6 Crucial Things Merchants Need To Understand About The EMV Liability Shift

in Blog
on Wednesday, 02 March 2016 19:19

Whether you’re a merchant or your company focuses on serving merchants, you need to fully understand the rationale behind EMV terminals and the EMV liability shift in the United States. Now that the changeover has moved from being theory to a fact of life for most businesses, we’ve found there’s still a lot of misunderstanding about EMV-enabled device usage and issues. Perhaps we can clear some of it up for you.

Here are six crucial things merchants need to know about the EMV liability shift involving chip-in-card technology in the United States:

1. The shift to EMV technology is intended to shift liability for chargeback fraud. Beginning October 1, 2015, chargeback fraud liability rests with the financial institution unless the merchant involved in a transaction has not made the changeover to accepting EMV cards. To prevent being liable, merchants needs EMV compliant terminals. Credit card issuers were usually responsible before.

● **Recorded information**
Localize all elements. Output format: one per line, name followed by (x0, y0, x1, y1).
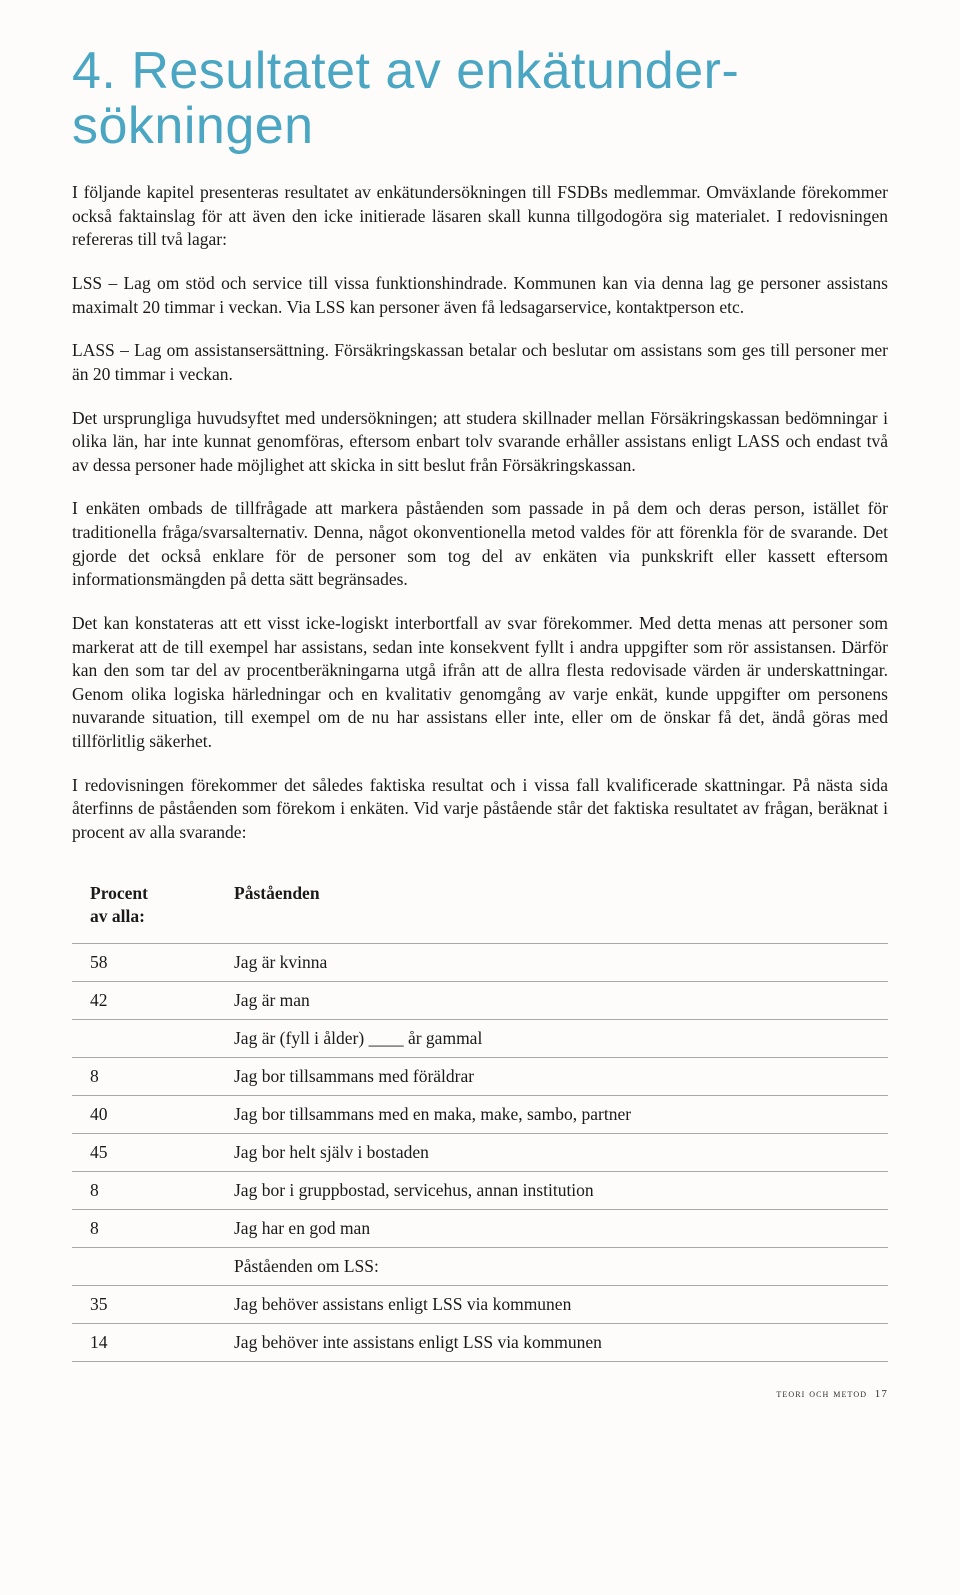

● **Work required**
Please decide whether each statement agrees with the article on the EMV liability shift. For each, answer yes or no and quote the deciding words from the article.
1. A financial institution bears chargeback fraud liability unless the merchant has not switched to accepting EMV cards.
2. The liability shift began on October 1, 2016.
3. Before the shift, merchants were usually responsible.
You can leave the lines aside.

● **Written solution**
1. Yes: "chargeback fraud liability rests with the financial institution unless the merchant involved in a transaction has not made the changeover to accepting EMV cards"
2. No: "Beginning October 1, 2015"
3. No: "Credit card issuers were usually responsible before."